▸ **Records shown**
########

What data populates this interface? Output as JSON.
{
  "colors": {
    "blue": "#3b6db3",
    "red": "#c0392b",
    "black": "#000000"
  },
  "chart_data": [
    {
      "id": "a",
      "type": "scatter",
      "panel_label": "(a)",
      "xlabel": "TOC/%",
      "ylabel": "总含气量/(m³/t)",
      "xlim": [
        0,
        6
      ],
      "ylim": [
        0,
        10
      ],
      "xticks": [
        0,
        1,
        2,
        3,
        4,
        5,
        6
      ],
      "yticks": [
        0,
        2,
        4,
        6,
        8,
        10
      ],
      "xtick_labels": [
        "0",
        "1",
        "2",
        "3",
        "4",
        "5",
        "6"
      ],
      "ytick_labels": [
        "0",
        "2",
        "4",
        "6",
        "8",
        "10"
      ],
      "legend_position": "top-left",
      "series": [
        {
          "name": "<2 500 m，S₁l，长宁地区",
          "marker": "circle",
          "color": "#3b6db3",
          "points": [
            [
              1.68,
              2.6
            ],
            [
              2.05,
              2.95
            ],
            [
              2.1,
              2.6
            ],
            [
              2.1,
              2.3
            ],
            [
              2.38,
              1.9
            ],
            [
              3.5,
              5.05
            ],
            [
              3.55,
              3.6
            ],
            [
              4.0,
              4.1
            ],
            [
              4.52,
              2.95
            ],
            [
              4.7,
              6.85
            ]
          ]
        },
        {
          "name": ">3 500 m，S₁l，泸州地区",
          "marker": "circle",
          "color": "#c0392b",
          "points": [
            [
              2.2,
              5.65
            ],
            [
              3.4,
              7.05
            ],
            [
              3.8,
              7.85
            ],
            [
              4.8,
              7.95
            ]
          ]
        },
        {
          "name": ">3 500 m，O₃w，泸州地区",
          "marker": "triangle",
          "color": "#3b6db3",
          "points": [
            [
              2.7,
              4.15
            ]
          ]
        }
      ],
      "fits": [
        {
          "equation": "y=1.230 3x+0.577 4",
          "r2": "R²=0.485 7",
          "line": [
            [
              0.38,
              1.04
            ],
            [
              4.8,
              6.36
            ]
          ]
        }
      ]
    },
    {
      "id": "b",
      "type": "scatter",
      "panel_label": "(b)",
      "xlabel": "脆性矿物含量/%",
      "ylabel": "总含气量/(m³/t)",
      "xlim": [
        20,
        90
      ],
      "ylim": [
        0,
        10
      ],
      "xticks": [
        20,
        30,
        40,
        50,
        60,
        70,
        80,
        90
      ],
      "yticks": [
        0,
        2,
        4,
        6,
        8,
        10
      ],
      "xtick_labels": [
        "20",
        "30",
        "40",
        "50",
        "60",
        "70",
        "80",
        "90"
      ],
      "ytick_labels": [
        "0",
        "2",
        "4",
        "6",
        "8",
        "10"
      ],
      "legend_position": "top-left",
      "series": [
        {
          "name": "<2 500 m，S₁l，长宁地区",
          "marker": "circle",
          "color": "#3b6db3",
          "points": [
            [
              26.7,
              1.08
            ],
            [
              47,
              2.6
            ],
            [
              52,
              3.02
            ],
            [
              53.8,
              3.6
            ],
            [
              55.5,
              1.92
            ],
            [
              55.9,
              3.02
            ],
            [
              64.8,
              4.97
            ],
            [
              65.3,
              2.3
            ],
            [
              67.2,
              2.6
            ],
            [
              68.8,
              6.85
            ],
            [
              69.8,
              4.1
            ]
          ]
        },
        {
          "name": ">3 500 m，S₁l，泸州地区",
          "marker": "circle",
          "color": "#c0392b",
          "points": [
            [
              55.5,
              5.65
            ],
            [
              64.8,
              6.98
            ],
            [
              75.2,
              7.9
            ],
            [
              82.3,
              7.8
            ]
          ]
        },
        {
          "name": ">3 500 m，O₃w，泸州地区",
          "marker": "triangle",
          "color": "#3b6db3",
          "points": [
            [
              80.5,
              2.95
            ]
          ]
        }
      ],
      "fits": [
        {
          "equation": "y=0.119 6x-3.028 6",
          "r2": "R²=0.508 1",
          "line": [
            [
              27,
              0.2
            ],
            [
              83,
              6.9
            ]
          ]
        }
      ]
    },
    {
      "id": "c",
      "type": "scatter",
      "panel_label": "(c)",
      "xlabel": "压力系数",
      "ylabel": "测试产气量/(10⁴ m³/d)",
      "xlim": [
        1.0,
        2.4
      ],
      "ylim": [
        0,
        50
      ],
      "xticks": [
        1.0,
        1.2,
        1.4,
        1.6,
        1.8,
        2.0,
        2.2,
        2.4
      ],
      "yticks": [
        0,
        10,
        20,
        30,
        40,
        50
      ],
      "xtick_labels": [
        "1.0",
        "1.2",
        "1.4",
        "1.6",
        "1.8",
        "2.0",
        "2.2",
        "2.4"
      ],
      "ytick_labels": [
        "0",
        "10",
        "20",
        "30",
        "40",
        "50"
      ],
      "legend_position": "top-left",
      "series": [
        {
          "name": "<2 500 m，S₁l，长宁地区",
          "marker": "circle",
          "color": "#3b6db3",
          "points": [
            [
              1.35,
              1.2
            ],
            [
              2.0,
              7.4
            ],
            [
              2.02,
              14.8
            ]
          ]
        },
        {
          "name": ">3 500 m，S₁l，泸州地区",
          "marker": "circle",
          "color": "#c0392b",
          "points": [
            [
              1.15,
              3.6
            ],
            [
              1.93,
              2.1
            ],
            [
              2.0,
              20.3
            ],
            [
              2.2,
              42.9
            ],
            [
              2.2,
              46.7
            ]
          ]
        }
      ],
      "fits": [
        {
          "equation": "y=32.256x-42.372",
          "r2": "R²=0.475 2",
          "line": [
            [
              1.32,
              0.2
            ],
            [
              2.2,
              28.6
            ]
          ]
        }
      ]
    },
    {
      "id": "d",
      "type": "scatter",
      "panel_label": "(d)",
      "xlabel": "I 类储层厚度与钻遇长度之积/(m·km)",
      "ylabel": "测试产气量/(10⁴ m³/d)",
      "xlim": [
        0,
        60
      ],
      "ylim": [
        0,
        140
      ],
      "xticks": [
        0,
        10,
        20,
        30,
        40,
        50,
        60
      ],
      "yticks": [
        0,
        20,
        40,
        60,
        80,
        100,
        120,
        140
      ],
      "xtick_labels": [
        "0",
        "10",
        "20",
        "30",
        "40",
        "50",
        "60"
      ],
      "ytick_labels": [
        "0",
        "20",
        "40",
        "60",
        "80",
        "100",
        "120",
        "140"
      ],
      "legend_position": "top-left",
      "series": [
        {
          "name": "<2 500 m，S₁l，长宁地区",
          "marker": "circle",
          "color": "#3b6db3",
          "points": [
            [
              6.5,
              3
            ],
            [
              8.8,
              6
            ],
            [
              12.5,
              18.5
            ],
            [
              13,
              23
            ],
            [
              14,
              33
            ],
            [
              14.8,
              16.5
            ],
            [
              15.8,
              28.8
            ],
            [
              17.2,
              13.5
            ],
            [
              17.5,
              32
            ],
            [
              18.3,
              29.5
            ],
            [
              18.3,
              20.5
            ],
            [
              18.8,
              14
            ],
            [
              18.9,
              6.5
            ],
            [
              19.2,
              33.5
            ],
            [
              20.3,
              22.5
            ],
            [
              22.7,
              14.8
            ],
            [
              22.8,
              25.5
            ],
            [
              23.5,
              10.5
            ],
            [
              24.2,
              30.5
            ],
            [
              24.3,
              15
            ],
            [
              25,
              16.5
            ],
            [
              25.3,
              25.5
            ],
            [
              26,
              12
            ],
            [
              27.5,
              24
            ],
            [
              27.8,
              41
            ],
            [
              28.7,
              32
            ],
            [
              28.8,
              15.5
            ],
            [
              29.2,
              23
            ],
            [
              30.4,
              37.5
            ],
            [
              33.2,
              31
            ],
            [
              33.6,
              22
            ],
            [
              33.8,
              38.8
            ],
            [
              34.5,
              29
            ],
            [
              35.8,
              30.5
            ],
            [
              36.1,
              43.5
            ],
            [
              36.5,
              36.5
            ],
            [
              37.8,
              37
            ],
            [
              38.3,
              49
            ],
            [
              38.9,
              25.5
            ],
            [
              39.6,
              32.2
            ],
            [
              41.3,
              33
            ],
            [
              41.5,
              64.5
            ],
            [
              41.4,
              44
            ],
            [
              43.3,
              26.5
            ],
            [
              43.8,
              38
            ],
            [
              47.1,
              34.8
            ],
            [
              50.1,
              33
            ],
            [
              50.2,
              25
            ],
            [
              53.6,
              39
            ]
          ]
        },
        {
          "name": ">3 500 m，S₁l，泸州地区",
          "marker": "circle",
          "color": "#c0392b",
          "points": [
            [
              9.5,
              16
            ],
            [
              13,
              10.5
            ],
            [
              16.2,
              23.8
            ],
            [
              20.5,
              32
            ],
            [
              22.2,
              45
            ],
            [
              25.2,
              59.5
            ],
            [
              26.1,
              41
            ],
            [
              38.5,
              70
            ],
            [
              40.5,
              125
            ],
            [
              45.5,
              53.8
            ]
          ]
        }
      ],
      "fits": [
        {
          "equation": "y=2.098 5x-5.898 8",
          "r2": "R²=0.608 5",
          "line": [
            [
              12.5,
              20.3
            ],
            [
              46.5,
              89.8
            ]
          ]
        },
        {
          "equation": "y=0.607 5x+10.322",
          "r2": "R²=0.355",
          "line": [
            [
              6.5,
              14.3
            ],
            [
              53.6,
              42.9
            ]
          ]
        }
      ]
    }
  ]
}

########

▸ **Exercise description**
Using the entries above, return each line in which the word "xlabel" occurs.

▸ **Response to this exercise**
      "xlabel": "TOC/%",
      "xlabel": "脆性矿物含量/%",
      "xlabel": "压力系数",
      "xlabel": "I 类储层厚度与钻遇长度之积/(m·km)",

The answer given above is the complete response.